Data records »
========================================================================
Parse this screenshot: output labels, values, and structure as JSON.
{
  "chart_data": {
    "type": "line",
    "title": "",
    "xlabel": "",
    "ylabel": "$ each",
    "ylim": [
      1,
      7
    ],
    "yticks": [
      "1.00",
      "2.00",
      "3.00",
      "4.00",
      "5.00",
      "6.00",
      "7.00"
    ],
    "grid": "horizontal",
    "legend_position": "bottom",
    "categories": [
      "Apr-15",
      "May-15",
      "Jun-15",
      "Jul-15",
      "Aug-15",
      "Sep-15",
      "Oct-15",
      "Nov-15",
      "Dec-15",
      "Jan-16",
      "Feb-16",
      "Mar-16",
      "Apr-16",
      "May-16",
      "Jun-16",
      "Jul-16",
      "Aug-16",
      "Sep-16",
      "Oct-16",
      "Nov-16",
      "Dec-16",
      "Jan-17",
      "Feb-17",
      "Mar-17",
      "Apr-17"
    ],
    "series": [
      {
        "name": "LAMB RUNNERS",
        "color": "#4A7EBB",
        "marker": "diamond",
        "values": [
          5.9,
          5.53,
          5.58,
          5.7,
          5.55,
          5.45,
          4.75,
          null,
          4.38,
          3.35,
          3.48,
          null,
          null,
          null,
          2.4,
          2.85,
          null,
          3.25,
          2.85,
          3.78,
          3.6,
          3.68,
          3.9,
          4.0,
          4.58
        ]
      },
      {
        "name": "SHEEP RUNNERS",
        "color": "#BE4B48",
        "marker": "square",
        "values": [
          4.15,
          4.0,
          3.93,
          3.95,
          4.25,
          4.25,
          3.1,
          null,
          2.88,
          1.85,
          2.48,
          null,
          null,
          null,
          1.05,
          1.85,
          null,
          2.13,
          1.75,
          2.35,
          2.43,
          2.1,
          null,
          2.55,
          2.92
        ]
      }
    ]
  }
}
========================================================================
What you need to do » Go through the records above and set each one down exactly, please.

Finished task »
Parse this screenshot: output labels, values, and structure as JSON.
{
  "chart_data": {
    "type": "line",
    "title": "",
    "xlabel": "",
    "ylabel": "$ each",
    "ylim": [
      1,
      7
    ],
    "yticks": [
      "1.00",
      "2.00",
      "3.00",
      "4.00",
      "5.00",
      "6.00",
      "7.00"
    ],
    "grid": "horizontal",
    "legend_position": "bottom",
    "categories": [
      "Apr-15",
      "May-15",
      "Jun-15",
      "Jul-15",
      "Aug-15",
      "Sep-15",
      "Oct-15",
      "Nov-15",
      "Dec-15",
      "Jan-16",
      "Feb-16",
      "Mar-16",
      "Apr-16",
      "May-16",
      "Jun-16",
      "Jul-16",
      "Aug-16",
      "Sep-16",
      "Oct-16",
      "Nov-16",
      "Dec-16",
      "Jan-17",
      "Feb-17",
      "Mar-17",
      "Apr-17"
    ],
    "series": [
      {
        "name": "LAMB RUNNERS",
        "color": "#4A7EBB",
        "marker": "diamond",
        "values": [
          5.9,
          5.53,
          5.58,
          5.7,
          5.55,
          5.45,
          4.75,
          null,
          4.38,
          3.35,
          3.48,
          null,
          null,
          null,
          2.4,
          2.85,
          null,
          3.25,
          2.85,
          3.78,
          3.6,
          3.68,
          3.9,
          4.0,
          4.58
        ]
      },
      {
        "name": "SHEEP RUNNERS",
        "color": "#BE4B48",
        "marker": "square",
        "values": [
          4.15,
          4.0,
          3.93,
          3.95,
          4.25,
          4.25,
          3.1,
          null,
          2.88,
          1.85,
          2.48,
          null,
          null,
          null,
          1.05,
          1.85,
          null,
          2.13,
          1.75,
          2.35,
          2.43,
          2.1,
          null,
          2.55,
          2.92
        ]
      }
    ]
  }
}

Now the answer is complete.